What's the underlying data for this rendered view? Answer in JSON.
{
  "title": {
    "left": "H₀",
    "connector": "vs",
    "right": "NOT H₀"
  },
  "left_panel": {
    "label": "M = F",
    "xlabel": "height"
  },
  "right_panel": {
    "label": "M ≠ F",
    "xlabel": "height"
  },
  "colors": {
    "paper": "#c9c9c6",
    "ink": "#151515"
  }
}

═══

SET TASK -> Take the lines above and print them exactly.

TASK SOLUTION ->
What's the underlying data for this rendered view? Answer in JSON.
{
  "title": {
    "left": "H₀",
    "connector": "vs",
    "right": "NOT H₀"
  },
  "left_panel": {
    "label": "M = F",
    "xlabel": "height"
  },
  "right_panel": {
    "label": "M ≠ F",
    "xlabel": "height"
  },
  "colors": {
    "paper": "#c9c9c6",
    "ink": "#151515"
  }
}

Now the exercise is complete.